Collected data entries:

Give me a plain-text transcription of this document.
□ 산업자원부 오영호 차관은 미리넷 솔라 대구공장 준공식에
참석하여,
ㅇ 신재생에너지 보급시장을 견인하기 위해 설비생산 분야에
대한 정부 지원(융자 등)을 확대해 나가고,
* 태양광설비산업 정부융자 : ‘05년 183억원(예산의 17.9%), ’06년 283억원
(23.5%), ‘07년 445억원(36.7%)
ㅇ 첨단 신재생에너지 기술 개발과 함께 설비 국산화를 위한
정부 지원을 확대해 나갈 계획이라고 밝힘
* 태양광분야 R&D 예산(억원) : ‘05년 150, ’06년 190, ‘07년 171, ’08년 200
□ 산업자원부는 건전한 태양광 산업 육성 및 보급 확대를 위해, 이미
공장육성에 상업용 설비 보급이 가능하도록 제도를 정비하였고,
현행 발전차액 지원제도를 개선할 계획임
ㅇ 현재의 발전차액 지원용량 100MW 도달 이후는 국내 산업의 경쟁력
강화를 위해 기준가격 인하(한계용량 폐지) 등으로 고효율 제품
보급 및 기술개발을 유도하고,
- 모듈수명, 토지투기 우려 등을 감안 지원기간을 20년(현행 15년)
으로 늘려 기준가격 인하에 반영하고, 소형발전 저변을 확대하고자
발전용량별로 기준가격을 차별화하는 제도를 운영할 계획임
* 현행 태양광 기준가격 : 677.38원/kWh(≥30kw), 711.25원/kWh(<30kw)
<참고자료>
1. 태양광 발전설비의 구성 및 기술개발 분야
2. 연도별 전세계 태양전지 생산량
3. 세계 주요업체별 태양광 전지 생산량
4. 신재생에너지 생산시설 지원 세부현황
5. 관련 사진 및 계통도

(OBJECTIVE): Which lines contain "발전차액"? Copy each of them out.

(EXERCISE RESULT):
현행 발전차액 지원제도를 개선할 계획임
ㅇ 현재의 발전차액 지원용량 100MW 도달 이후는 국내 산업의 경쟁력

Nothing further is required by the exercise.